Talk:Wave function collapse

This  level-5 vital article is rated C-class on Wikipedia's content assessment scale. It is of interest to the following WikiProjects:

Physics High‑importance This article is within the scope of WikiProject Physics, a collaborative effort to improve the coverage of Physics on Wikipedia. If you would like to participate, please visit the project page, where you can join the discussion and see a list of open tasks.PhysicsWikipedia:WikiProject PhysicsTemplate:WikiProject Physicsphysics articles High This article has been rated as High-importance on the project's importance scale.

The article has this cryptic sentence:

• Mathematically it can be shown that collapse is equivalent to interaction with a classical system modeled within quantum theory as systems with Boolean algebras of observables and equivalent to a conditional expectation value.

The sentence has two refs. This one is interesting:

• Belavkin, V. P. (May 1994). "Nondemolition Principle of Quantum Measurement Theory". Foundations of Physics. 24 (5): 685–714

This one is essentially a math review, there are tons of quantum probability theories beyond what they discuss.

• Redei, Miklos; Summers, Stephen J. (2006-08-07). "Quantum Probability Theory"

Neither ref says anything like the sentence. Both primary refs have a reasonable number of refs but no obvious review or summary needed to evaluate them.

I think it may be worth discussing quantum non-demolition, but maybe in the context of zeno rather than just a random paragraph. Johnjbarton (talk) 01:09, 31 March 2024 (UTC)[reply]

Another cryptic paragraph includes:

• the collapse of the wave function corresponds to a non-unitary quantum operation.

I guess that this obvious claim is not intended as the main import. Two refs are cited, an interesting but non-notable book

• Primas, Hans (2017). Atmanspacher, Harald (ed.). Knowledge and Time. Springer International Publishing. ISBN 978-3-319-47369-7.

and another quantum probability review article by the excellent J. Fröhlich:

• Fröhlich, J.; Schubnel, B. (2013-10-05). "Quantum Probability Theory and the Foundations of Quantum Mechanics". arXiv:1310.1484 [quant-ph].

(The article here does not ref the one in the previous topic or vice versa).

Again we have a complex topic in one paragraph with no secondary overview to verify how this is related to collapse. Johnjbarton (talk) 01:29, 31 March 2024 (UTC)[reply]

@Johnjbarton Could you please stop removing all mathematics from this article (and subsequently renaming the subsection from "mathematical description" to "description)? The simple fact that it is not of interest to you, doesn't mean it's irrelevant.

The reason I made the edit today, was because what you wrote down was demonstrably false. The way you rephrased the beginning of the subsection would imply that the eigenstate of the Position operator; the dirac delta, is a wave function for example. Roffaduft (talk) 15:44, 31 March 2024 (UTC)[reply]

Hi @Roffaduft. Thanks for your review.

In my view, a long mathematical buildup obscures this topic rather than clarifies it. If you look at Griffiths text you will see he agrees. He is already talking about collapse on page 18.

I don't follow what you consider "demonstrably false".

—————

— WHAT IS ASKED —
A - In the wave function collapse talk page, on what page of Griffiths's text does Johnjbarton say collapse is already being discussed?
B - Decide whether each statement agrees with the wave function collapse talk page: (i) The Belavkin reference was published in May 1994. (ii) Johnjbarton says both references back up the cryptic sentence about collapse and classical systems. (iii) The article is rated High-importance by WikiProject Physics.
C - Repeat the part of the wave function collapse talk page starting with "Again we have" and going on through "mean it's irrelevant.".

— INFORMATION PROVIDED —
—————

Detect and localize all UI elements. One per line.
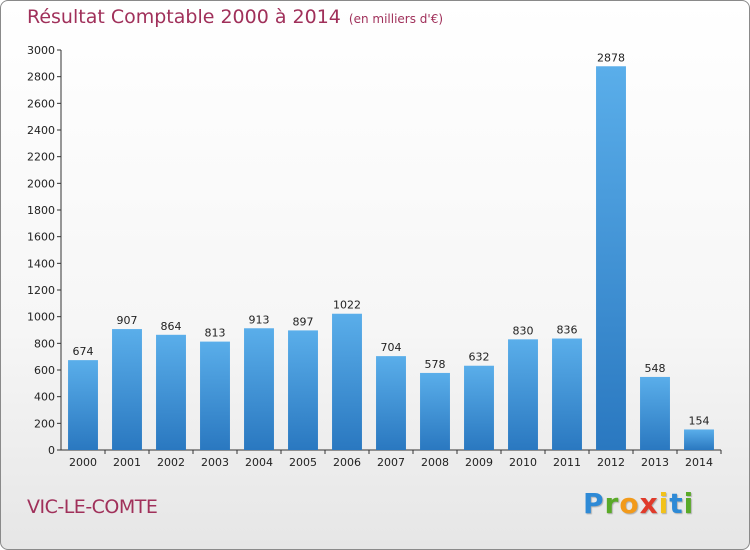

—————

— RESULTS BY TASK —
A - Page 18.

B -
(i) Yes: "Belavkin, V. P. (May 1994)."
(ii) No: "Neither ref says anything like the sentence."
(iii) Yes: "This article has been rated as High-importance on the project's importance scale."

C -
Again we have a complex topic in one paragraph with no secondary overview to verify how this is related to collapse. Johnjbarton (talk) 01:29, 31 March 2024 (UTC)[reply]

@Johnjbarton Could you please stop removing all mathematics from this article (and subsequently renaming the subsection from "mathematical description" to "description)? The simple fact that it is not of interest to you, doesn't mean it's irrelevant.